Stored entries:
┌──
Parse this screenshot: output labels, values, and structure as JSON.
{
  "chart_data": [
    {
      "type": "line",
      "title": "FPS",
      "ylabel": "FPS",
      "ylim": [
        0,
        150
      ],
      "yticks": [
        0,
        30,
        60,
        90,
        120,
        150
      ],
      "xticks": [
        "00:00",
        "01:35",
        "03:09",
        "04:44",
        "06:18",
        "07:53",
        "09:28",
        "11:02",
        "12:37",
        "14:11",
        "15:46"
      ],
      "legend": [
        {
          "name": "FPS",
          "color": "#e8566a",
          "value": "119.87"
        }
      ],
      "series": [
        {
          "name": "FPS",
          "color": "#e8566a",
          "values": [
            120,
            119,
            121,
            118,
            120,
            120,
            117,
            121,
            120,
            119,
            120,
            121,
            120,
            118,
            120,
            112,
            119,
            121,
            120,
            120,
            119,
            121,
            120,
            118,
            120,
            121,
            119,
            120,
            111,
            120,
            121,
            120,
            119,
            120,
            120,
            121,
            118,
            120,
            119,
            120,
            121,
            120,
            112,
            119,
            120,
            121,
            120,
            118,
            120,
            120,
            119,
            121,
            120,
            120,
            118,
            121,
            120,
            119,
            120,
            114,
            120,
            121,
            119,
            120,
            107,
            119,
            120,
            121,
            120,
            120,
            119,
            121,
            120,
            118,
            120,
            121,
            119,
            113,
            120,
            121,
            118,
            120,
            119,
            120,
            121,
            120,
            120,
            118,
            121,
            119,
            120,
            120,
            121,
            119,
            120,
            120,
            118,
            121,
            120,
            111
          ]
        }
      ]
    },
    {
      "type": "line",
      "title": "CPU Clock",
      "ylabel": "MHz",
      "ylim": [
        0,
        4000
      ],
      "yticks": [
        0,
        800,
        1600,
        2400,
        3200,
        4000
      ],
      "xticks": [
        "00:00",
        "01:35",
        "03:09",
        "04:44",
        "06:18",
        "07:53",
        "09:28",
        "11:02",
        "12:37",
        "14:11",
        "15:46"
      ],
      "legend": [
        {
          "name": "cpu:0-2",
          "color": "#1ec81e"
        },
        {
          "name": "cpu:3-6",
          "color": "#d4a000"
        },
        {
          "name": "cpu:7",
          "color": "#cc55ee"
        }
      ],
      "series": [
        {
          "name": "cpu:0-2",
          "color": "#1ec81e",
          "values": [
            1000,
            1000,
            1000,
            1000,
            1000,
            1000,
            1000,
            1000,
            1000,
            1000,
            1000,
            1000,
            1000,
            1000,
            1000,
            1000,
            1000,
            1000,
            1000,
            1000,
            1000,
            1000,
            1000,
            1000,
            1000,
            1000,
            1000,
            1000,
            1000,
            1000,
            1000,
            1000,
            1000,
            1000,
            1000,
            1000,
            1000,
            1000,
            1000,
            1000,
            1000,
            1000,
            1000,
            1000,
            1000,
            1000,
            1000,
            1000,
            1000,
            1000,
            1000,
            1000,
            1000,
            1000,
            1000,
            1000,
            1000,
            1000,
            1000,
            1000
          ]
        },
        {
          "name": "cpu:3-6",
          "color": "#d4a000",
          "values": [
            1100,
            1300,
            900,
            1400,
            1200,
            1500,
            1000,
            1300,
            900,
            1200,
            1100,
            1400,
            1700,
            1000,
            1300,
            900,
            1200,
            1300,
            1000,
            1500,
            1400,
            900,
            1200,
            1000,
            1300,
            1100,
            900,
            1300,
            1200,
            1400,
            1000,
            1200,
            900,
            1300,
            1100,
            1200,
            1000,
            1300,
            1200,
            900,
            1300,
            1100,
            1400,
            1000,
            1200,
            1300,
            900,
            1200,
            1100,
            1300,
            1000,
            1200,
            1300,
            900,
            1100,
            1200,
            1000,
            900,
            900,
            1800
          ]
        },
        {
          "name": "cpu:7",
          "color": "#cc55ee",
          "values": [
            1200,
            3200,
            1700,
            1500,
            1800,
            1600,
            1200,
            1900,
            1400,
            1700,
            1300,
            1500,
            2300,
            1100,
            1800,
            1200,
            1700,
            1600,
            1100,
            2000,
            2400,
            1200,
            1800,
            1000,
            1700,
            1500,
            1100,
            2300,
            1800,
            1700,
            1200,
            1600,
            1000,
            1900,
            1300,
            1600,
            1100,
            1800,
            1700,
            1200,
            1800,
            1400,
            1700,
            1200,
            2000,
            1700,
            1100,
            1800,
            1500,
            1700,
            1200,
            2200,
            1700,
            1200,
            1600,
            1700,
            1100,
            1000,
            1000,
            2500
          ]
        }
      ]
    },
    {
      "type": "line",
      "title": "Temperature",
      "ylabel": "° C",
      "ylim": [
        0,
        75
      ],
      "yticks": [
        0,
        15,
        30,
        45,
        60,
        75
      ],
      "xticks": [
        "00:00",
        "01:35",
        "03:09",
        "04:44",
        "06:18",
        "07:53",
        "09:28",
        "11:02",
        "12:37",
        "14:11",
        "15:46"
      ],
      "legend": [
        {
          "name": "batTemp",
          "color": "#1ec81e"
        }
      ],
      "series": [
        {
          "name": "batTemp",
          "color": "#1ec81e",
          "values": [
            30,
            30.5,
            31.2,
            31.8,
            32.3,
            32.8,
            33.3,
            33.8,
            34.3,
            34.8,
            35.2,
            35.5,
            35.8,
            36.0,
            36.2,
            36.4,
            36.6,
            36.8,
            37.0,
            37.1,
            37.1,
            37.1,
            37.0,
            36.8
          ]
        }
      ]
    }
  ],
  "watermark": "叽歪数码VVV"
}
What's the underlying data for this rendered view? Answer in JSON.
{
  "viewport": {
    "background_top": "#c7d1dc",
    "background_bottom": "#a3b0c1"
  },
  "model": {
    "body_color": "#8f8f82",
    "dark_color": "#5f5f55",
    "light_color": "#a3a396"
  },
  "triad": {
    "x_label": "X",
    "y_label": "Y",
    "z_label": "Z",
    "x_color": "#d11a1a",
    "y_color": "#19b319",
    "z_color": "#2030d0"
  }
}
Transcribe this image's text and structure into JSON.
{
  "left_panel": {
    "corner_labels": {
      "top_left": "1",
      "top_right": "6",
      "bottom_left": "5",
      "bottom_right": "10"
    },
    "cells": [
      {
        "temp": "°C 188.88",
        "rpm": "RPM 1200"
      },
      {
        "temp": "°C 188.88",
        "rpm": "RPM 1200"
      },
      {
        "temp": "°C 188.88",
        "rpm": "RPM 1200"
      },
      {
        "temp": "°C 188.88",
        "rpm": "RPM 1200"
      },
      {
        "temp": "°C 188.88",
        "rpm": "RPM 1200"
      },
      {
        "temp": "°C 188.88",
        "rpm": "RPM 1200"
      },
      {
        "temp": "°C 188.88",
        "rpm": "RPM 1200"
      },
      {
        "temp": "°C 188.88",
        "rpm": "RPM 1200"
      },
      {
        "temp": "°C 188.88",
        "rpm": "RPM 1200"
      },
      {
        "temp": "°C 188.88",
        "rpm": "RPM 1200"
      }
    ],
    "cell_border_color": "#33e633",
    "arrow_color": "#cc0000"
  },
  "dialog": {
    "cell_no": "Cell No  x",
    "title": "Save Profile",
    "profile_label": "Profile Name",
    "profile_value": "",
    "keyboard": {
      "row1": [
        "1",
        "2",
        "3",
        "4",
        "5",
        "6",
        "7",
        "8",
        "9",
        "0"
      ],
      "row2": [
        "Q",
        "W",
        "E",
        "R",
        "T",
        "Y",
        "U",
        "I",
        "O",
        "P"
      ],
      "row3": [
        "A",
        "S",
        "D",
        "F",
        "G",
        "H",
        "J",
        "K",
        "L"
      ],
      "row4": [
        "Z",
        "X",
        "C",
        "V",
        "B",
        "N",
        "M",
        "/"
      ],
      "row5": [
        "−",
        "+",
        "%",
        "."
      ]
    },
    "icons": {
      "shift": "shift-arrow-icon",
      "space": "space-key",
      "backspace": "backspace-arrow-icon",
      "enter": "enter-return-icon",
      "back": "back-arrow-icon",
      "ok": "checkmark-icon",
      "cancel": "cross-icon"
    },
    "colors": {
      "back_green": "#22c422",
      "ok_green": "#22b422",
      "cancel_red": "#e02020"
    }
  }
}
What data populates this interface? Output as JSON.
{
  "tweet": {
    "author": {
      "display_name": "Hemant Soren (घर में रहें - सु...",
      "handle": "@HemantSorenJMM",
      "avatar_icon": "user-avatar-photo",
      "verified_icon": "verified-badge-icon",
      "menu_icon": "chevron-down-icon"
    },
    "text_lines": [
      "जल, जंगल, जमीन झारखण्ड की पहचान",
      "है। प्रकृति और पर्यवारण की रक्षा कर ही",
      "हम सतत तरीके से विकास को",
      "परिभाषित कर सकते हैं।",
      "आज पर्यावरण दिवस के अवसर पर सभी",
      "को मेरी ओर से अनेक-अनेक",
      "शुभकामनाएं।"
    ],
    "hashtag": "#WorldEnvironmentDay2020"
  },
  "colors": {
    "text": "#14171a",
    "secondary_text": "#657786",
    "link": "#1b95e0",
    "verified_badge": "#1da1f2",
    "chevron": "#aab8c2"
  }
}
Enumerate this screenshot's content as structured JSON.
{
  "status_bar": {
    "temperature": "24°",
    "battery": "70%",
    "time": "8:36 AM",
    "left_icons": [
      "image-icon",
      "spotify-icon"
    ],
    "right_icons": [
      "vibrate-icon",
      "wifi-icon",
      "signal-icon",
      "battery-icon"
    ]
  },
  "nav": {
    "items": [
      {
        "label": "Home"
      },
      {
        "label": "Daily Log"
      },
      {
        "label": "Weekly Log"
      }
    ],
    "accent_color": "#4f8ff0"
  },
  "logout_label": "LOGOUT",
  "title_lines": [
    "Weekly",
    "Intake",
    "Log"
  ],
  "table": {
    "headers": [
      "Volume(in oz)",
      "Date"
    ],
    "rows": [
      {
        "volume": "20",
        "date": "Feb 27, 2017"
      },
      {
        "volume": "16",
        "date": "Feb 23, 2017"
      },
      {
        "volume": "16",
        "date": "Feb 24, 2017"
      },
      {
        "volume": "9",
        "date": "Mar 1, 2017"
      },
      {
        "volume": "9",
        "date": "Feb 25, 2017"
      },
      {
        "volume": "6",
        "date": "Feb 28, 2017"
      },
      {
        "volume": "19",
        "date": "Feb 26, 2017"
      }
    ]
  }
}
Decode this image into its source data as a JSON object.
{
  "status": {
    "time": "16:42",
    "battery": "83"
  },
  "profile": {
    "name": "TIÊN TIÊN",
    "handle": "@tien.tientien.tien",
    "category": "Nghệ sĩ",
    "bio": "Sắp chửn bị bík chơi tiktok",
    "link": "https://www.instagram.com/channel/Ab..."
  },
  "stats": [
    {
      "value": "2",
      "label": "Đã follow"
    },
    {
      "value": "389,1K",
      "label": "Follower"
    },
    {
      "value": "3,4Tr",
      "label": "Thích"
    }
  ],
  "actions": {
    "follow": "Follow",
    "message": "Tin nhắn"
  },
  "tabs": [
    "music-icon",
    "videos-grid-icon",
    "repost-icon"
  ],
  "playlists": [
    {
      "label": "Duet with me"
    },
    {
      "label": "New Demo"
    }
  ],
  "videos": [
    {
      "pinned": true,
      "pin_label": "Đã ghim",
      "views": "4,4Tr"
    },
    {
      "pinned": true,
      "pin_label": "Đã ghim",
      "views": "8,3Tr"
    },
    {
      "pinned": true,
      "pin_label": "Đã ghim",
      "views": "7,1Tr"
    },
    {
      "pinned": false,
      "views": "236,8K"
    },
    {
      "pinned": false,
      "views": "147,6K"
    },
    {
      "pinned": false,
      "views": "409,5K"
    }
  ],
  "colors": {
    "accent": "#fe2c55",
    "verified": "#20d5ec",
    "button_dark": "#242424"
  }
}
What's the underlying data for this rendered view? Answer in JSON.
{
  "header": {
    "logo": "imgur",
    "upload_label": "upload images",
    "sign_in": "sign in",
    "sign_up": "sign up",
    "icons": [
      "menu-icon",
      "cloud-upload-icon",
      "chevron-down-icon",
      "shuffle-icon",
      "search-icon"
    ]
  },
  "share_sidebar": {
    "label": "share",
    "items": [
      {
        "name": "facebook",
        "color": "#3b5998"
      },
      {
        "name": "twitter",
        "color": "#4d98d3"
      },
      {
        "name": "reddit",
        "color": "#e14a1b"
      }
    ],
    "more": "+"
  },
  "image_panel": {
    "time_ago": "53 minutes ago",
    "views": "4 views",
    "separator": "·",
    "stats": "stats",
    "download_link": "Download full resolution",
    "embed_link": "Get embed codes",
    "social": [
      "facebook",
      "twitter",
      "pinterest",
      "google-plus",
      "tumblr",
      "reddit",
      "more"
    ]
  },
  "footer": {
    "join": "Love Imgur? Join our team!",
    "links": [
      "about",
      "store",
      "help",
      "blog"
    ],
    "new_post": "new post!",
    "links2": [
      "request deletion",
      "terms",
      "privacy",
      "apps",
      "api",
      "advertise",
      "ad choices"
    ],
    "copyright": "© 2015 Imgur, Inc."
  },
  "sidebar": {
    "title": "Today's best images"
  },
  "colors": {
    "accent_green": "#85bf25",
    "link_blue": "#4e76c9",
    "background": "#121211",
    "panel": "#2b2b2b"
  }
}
└──
Instructions for the task: Going through the data, tally the lines containing "handle" and report only the result.

Expected answer: 2